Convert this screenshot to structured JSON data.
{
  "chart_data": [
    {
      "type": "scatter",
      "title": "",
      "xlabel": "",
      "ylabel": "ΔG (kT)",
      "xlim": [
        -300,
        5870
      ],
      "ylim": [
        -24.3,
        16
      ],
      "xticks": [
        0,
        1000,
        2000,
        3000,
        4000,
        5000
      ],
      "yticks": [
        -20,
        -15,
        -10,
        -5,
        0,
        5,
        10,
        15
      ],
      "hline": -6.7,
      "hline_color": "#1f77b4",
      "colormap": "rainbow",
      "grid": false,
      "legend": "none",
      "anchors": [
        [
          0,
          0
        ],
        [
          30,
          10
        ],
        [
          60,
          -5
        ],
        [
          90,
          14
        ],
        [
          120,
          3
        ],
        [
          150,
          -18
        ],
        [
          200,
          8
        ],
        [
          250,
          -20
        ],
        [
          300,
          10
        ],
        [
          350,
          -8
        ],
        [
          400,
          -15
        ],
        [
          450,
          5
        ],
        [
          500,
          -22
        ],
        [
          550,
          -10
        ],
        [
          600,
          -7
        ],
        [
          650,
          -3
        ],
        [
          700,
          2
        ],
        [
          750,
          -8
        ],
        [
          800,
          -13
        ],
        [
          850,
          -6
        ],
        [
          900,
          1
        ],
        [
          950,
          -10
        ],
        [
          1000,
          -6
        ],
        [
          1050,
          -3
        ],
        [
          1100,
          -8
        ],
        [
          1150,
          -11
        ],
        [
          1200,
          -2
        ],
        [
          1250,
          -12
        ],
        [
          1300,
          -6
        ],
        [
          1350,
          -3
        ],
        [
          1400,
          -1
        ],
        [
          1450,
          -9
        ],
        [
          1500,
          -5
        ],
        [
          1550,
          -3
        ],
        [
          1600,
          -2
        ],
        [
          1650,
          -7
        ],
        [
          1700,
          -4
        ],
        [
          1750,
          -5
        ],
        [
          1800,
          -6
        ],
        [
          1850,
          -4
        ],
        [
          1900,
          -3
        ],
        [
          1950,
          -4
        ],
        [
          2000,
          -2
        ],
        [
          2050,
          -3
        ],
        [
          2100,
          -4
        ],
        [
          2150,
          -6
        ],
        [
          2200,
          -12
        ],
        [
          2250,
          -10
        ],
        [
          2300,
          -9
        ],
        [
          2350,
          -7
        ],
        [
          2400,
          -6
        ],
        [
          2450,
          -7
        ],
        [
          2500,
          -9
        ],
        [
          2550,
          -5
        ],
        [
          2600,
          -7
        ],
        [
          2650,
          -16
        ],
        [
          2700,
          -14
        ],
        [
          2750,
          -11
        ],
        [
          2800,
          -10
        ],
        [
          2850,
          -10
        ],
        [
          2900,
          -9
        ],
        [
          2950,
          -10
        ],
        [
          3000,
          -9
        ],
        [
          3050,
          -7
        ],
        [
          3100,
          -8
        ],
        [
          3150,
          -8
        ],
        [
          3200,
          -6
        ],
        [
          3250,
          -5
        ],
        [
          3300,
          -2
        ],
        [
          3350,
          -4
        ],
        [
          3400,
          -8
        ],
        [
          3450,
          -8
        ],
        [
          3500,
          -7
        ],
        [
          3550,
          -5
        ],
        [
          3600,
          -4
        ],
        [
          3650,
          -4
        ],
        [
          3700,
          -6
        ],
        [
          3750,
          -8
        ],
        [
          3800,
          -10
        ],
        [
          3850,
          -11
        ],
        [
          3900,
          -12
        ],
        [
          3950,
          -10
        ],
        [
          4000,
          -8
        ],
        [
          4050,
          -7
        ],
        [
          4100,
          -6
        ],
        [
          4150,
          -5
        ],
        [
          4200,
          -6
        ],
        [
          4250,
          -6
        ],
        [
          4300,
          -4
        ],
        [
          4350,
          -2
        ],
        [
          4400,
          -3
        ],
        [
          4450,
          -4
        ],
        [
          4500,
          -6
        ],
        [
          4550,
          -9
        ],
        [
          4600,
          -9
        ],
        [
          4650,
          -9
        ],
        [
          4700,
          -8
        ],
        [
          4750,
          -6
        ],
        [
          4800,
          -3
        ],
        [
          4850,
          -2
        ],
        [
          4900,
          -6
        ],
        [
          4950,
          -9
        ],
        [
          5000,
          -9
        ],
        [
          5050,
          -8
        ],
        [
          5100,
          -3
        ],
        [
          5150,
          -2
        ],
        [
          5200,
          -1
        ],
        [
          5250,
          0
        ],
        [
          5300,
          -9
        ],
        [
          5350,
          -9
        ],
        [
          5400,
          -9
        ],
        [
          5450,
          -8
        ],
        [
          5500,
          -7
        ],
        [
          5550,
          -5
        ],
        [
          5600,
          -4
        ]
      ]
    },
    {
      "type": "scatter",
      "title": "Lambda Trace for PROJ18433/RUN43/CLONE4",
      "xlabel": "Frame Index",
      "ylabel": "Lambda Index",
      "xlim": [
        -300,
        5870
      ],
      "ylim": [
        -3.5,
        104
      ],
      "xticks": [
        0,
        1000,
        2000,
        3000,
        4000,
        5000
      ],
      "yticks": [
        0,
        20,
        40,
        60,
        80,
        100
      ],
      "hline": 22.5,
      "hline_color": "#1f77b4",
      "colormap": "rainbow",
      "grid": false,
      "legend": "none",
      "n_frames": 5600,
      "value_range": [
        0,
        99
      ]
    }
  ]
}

☆ ☆ ☆

JOB:
Reproduce the data in full, exactly as presented.

SOLUTION TO THIS EXERCISE:
Convert this screenshot to structured JSON data.
{
  "chart_data": [
    {
      "type": "scatter",
      "title": "",
      "xlabel": "",
      "ylabel": "ΔG (kT)",
      "xlim": [
        -300,
        5870
      ],
      "ylim": [
        -24.3,
        16
      ],
      "xticks": [
        0,
        1000,
        2000,
        3000,
        4000,
        5000
      ],
      "yticks": [
        -20,
        -15,
        -10,
        -5,
        0,
        5,
        10,
        15
      ],
      "hline": -6.7,
      "hline_color": "#1f77b4",
      "colormap": "rainbow",
      "grid": false,
      "legend": "none",
      "anchors": [
        [
          0,
          0
        ],
        [
          30,
          10
        ],
        [
          60,
          -5
        ],
        [
          90,
          14
        ],
        [
          120,
          3
        ],
        [
          150,
          -18
        ],
        [
          200,
          8
        ],
        [
          250,
          -20
        ],
        [
          300,
          10
        ],
        [
          350,
          -8
        ],
        [
          400,
          -15
        ],
        [
          450,
          5
        ],
        [
          500,
          -22
        ],
        [
          550,
          -10
        ],
        [
          600,
          -7
        ],
        [
          650,
          -3
        ],
        [
          700,
          2
        ],
        [
          750,
          -8
        ],
        [
          800,
          -13
        ],
        [
          850,
          -6
        ],
        [
          900,
          1
        ],
        [
          950,
          -10
        ],
        [
          1000,
          -6
        ],
        [
          1050,
          -3
        ],
        [
          1100,
          -8
        ],
        [
          1150,
          -11
        ],
        [
          1200,
          -2
        ],
        [
          1250,
          -12
        ],
        [
          1300,
          -6
        ],
        [
          1350,
          -3
        ],
        [
          1400,
          -1
        ],
        [
          1450,
          -9
        ],
        [
          1500,
          -5
        ],
        [
          1550,
          -3
        ],
        [
          1600,
          -2
        ],
        [
          1650,
          -7
        ],
        [
          1700,
          -4
        ],
        [
          1750,
          -5
        ],
        [
          1800,
          -6
        ],
        [
          1850,
          -4
        ],
        [
          1900,
          -3
        ],
        [
          1950,
          -4
        ],
        [
          2000,
          -2
        ],
        [
          2050,
          -3
        ],
        [
          2100,
          -4
        ],
        [
          2150,
          -6
        ],
        [
          2200,
          -12
        ],
        [
          2250,
          -10
        ],
        [
          2300,
          -9
        ],
        [
          2350,
          -7
        ],
        [
          2400,
          -6
        ],
        [
          2450,
          -7
        ],
        [
          2500,
          -9
        ],
        [
          2550,
          -5
        ],
        [
          2600,
          -7
        ],
        [
          2650,
          -16
        ],
        [
          2700,
          -14
        ],
        [
          2750,
          -11
        ],
        [
          2800,
          -10
        ],
        [
          2850,
          -10
        ],
        [
          2900,
          -9
        ],
        [
          2950,
          -10
        ],
        [
          3000,
          -9
        ],
        [
          3050,
          -7
        ],
        [
          3100,
          -8
        ],
        [
          3150,
          -8
        ],
        [
          3200,
          -6
        ],
        [
          3250,
          -5
        ],
        [
          3300,
          -2
        ],
        [
          3350,
          -4
        ],
        [
          3400,
          -8
        ],
        [
          3450,
          -8
        ],
        [
          3500,
          -7
        ],
        [
          3550,
          -5
        ],
        [
          3600,
          -4
        ],
        [
          3650,
          -4
        ],
        [
          3700,
          -6
        ],
        [
          3750,
          -8
        ],
        [
          3800,
          -10
        ],
        [
          3850,
          -11
        ],
        [
          3900,
          -12
        ],
        [
          3950,
          -10
        ],
        [
          4000,
          -8
        ],
        [
          4050,
          -7
        ],
        [
          4100,
          -6
        ],
        [
          4150,
          -5
        ],
        [
          4200,
          -6
        ],
        [
          4250,
          -6
        ],
        [
          4300,
          -4
        ],
        [
          4350,
          -2
        ],
        [
          4400,
          -3
        ],
        [
          4450,
          -4
        ],
        [
          4500,
          -6
        ],
        [
          4550,
          -9
        ],
        [
          4600,
          -9
        ],
        [
          4650,
          -9
        ],
        [
          4700,
          -8
        ],
        [
          4750,
          -6
        ],
        [
          4800,
          -3
        ],
        [
          4850,
          -2
        ],
        [
          4900,
          -6
        ],
        [
          4950,
          -9
        ],
        [
          5000,
          -9
        ],
        [
          5050,
          -8
        ],
        [
          5100,
          -3
        ],
        [
          5150,
          -2
        ],
        [
          5200,
          -1
        ],
        [
          5250,
          0
        ],
        [
          5300,
          -9
        ],
        [
          5350,
          -9
        ],
        [
          5400,
          -9
        ],
        [
          5450,
          -8
        ],
        [
          5500,
          -7
        ],
        [
          5550,
          -5
        ],
        [
          5600,
          -4
        ]
      ]
    },
    {
      "type": "scatter",
      "title": "Lambda Trace for PROJ18433/RUN43/CLONE4",
      "xlabel": "Frame Index",
      "ylabel": "Lambda Index",
      "xlim": [
        -300,
        5870
      ],
      "ylim": [
        -3.5,
        104
      ],
      "xticks": [
        0,
        1000,
        2000,
        3000,
        4000,
        5000
      ],
      "yticks": [
        0,
        20,
        40,
        60,
        80,
        100
      ],
      "hline": 22.5,
      "hline_color": "#1f77b4",
      "colormap": "rainbow",
      "grid": false,
      "legend": "none",
      "n_frames": 5600,
      "value_range": [
        0,
        99
      ]
    }
  ]
}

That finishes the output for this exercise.